Stored data entries
-- BEGIN --
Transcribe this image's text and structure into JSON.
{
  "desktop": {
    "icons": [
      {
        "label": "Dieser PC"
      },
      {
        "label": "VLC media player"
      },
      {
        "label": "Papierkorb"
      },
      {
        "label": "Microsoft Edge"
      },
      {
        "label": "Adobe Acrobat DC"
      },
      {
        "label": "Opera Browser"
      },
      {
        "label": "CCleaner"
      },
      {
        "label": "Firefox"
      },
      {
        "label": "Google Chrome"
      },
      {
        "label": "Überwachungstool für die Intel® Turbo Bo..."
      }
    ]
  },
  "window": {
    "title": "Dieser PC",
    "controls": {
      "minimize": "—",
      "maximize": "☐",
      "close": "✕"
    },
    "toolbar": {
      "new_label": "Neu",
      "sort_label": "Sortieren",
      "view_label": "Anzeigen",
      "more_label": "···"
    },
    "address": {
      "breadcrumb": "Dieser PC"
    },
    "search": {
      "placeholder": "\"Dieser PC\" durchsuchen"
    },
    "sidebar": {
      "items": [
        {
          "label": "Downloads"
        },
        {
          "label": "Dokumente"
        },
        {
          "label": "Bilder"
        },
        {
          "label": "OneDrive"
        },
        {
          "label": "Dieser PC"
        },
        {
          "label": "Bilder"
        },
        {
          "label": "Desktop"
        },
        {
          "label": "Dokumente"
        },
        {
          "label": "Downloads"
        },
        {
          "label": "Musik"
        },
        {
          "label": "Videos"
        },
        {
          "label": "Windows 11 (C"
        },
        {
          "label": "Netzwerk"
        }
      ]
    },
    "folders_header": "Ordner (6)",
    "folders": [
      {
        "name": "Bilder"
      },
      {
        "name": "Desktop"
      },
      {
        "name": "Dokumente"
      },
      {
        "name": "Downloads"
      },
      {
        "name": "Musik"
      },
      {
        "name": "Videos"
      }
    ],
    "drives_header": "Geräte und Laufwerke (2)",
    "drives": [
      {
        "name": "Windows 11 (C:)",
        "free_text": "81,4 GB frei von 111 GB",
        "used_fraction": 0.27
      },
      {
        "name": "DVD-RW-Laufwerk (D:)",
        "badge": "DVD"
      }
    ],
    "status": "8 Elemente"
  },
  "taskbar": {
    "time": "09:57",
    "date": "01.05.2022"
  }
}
-- END --
#### GOAL OF THE EXERCISE
Repeat each record in full; every line must match exactly.

#### COMPLETE RESPONSE
Transcribe this image's text and structure into JSON.
{
  "desktop": {
    "icons": [
      {
        "label": "Dieser PC"
      },
      {
        "label": "VLC media player"
      },
      {
        "label": "Papierkorb"
      },
      {
        "label": "Microsoft Edge"
      },
      {
        "label": "Adobe Acrobat DC"
      },
      {
        "label": "Opera Browser"
      },
      {
        "label": "CCleaner"
      },
      {
        "label": "Firefox"
      },
      {
        "label": "Google Chrome"
      },
      {
        "label": "Überwachungstool für die Intel® Turbo Bo..."
      }
    ]
  },
  "window": {
    "title": "Dieser PC",
    "controls": {
      "minimize": "—",
      "maximize": "☐",
      "close": "✕"
    },
    "toolbar": {
      "new_label": "Neu",
      "sort_label": "Sortieren",
      "view_label": "Anzeigen",
      "more_label": "···"
    },
    "address": {
      "breadcrumb": "Dieser PC"
    },
    "search": {
      "placeholder": "\"Dieser PC\" durchsuchen"
    },
    "sidebar": {
      "items": [
        {
          "label": "Downloads"
        },
        {
          "label": "Dokumente"
        },
        {
          "label": "Bilder"
        },
        {
          "label": "OneDrive"
        },
        {
          "label": "Dieser PC"
        },
        {
          "label": "Bilder"
        },
        {
          "label": "Desktop"
        },
        {
          "label": "Dokumente"
        },
        {
          "label": "Downloads"
        },
        {
          "label": "Musik"
        },
        {
          "label": "Videos"
        },
        {
          "label": "Windows 11 (C"
        },
        {
          "label": "Netzwerk"
        }
      ]
    },
    "folders_header": "Ordner (6)",
    "folders": [
      {
        "name": "Bilder"
      },
      {
        "name": "Desktop"
      },
      {
        "name": "Dokumente"
      },
      {
        "name": "Downloads"
      },
      {
        "name": "Musik"
      },
      {
        "name": "Videos"
      }
    ],
    "drives_header": "Geräte und Laufwerke (2)",
    "drives": [
      {
        "name": "Windows 11 (C:)",
        "free_text": "81,4 GB frei von 111 GB",
        "used_fraction": 0.27
      },
      {
        "name": "DVD-RW-Laufwerk (D:)",
        "badge": "DVD"
      }
    ],
    "status": "8 Elemente"
  },
  "taskbar": {
    "time": "09:57",
    "date": "01.05.2022"
  }
}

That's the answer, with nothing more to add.